DOCUMENT EXCERPT:

■ ■ ■ ■

Colin Montgomerie has called on fellow members of the Tournament Players Committee to vote with their heads and not their hearts when selecting Europe's 2014 Ryder Cup captain in January.

Monty is a member of the 15-man committee that will gather ahead of the Abu Dhabi HSBC Championship to vote on successor to Medinah miracle worker Jose Maria Olazabal but it is unlikely to be as clear cut as four years ago when Monty was voted the 2010 captain.

On this occasion the two candidates are both Irish and members of the committee – Paul McGinley and Darren Clarke.

With two of Clarke's fellow ISM management stablemates – David Howell and Richard Finch – on the committee, he would already appear to have two votes, but there have also been unseemly goings on with some pushing Clarke's claims trying to influence the committee.

■ ■ ■ ■

EXERCISE A: Quote the entries from their first line through the line containing "table-header: ID Time", both ends included.

INPUT FOR THIS TASK:
■ ■ ■ ■

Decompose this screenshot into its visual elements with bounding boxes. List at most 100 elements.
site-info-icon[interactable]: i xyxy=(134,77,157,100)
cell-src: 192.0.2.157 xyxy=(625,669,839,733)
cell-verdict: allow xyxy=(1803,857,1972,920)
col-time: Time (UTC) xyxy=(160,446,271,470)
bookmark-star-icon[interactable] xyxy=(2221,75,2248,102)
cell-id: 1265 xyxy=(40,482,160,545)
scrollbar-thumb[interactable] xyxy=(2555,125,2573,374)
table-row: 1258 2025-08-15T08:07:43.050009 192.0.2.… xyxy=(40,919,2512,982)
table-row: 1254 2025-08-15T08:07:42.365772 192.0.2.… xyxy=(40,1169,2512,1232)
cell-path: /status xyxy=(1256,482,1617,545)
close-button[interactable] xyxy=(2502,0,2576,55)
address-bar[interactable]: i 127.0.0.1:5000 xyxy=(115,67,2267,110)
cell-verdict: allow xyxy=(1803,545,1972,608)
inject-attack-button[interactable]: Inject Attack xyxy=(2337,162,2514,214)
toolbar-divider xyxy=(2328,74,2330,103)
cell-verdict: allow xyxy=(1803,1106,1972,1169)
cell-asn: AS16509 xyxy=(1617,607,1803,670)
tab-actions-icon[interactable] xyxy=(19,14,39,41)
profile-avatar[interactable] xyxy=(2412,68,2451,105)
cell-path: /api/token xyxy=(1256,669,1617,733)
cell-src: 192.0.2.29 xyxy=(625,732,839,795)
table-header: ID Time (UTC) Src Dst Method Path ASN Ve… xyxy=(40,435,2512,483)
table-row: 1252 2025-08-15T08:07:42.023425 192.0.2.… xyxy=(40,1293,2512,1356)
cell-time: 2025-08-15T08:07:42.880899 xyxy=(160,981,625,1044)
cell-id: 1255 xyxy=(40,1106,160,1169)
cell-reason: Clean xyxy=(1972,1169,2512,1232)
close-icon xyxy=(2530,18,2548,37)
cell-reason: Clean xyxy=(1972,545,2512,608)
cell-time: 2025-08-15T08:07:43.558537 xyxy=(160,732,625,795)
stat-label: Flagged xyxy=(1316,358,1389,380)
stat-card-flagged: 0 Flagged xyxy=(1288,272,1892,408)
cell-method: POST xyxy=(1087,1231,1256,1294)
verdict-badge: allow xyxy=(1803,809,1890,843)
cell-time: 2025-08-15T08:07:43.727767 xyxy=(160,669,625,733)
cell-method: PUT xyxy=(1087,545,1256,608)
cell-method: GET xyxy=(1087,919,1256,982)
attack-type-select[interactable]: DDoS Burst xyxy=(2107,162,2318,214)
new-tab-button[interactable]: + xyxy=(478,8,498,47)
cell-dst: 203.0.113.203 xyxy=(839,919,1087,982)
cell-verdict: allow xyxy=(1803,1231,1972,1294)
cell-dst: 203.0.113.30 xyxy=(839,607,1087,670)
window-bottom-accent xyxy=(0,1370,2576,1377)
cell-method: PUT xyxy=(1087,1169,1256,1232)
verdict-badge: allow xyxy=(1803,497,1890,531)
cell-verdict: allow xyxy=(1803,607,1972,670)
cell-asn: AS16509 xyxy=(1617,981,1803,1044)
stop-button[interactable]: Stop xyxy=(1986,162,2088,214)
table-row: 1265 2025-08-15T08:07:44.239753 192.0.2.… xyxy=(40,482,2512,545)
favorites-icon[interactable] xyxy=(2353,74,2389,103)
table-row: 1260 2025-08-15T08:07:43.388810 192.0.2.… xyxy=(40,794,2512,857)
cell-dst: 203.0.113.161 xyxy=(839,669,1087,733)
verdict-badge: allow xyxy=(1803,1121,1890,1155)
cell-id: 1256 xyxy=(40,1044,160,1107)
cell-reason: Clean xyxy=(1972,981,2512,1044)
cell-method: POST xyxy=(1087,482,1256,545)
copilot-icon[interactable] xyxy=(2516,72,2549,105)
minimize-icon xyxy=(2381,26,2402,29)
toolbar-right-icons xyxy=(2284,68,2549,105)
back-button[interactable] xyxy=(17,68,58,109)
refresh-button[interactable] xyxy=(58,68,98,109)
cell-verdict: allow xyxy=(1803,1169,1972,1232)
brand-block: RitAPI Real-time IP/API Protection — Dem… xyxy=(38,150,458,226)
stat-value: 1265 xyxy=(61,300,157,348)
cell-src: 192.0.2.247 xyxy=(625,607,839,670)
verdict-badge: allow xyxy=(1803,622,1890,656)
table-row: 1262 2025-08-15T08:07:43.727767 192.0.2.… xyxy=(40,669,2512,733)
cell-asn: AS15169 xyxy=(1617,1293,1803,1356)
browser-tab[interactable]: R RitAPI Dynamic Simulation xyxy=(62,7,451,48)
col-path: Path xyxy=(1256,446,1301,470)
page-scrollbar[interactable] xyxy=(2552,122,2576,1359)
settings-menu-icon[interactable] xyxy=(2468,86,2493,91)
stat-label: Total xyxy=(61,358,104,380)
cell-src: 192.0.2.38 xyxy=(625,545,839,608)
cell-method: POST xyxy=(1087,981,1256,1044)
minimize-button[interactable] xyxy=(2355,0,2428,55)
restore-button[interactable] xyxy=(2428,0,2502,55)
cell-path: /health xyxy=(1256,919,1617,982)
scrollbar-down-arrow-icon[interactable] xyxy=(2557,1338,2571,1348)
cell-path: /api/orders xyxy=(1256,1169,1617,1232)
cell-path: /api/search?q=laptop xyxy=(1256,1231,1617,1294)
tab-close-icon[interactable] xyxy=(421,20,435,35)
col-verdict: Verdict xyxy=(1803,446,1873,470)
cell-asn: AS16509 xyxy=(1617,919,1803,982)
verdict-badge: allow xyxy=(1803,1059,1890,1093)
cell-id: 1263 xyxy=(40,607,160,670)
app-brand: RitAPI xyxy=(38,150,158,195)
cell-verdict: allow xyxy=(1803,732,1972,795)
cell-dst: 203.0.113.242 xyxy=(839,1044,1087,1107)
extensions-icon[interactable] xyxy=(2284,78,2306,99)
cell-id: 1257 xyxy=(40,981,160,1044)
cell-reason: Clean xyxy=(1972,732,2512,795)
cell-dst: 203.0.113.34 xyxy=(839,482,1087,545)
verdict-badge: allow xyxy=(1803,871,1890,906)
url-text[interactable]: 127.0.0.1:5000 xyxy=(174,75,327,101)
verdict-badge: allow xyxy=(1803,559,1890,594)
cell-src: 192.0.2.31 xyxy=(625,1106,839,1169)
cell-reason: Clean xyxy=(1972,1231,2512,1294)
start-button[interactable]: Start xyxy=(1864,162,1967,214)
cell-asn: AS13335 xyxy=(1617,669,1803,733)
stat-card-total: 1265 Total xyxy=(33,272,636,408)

■ ■ ■ ■

EXERCISE B: Print the full Ryder Cup captaincy excerpt.

FINAL RESULT A:
Decompose this screenshot into its visual elements with bounding boxes. List at most 100 elements.
site-info-icon[interactable]: i xyxy=(134,77,157,100)
cell-src: 192.0.2.157 xyxy=(625,669,839,733)
cell-verdict: allow xyxy=(1803,857,1972,920)
col-time: Time (UTC) xyxy=(160,446,271,470)
bookmark-star-icon[interactable] xyxy=(2221,75,2248,102)
cell-id: 1265 xyxy=(40,482,160,545)
scrollbar-thumb[interactable] xyxy=(2555,125,2573,374)
table-row: 1258 2025-08-15T08:07:43.050009 192.0.2.… xyxy=(40,919,2512,982)
table-row: 1254 2025-08-15T08:07:42.365772 192.0.2.… xyxy=(40,1169,2512,1232)
cell-path: /status xyxy=(1256,482,1617,545)
close-button[interactable] xyxy=(2502,0,2576,55)
address-bar[interactable]: i 127.0.0.1:5000 xyxy=(115,67,2267,110)
cell-verdict: allow xyxy=(1803,545,1972,608)
inject-attack-button[interactable]: Inject Attack xyxy=(2337,162,2514,214)
toolbar-divider xyxy=(2328,74,2330,103)
cell-verdict: allow xyxy=(1803,1106,1972,1169)
cell-asn: AS16509 xyxy=(1617,607,1803,670)
tab-actions-icon[interactable] xyxy=(19,14,39,41)
profile-avatar[interactable] xyxy=(2412,68,2451,105)
cell-path: /api/token xyxy=(1256,669,1617,733)
cell-src: 192.0.2.29 xyxy=(625,732,839,795)
table-header: ID Time (UTC) Src Dst Method Path ASN Ve… xyxy=(40,435,2512,483)

FINAL RESULT B:
Colin Montgomerie has called on fellow members of the Tournament Players Committee to vote with their heads and not their hearts when selecting Europe's 2014 Ryder Cup captain in January.

Monty is a member of the 15-man committee that will gather ahead of the Abu Dhabi HSBC Championship to vote on successor to Medinah miracle worker Jose Maria Olazabal but it is unlikely to be as clear cut as four years ago when Monty was voted the 2010 captain.

On this occasion the two candidates are both Irish and members of the committee – Paul McGinley and Darren Clarke.

With two of Clarke's fellow ISM management stablemates – David Howell and Richard Finch – on the committee, he would already appear to have two votes, but there have also been unseemly goings on with some pushing Clarke's claims trying to influence the committee.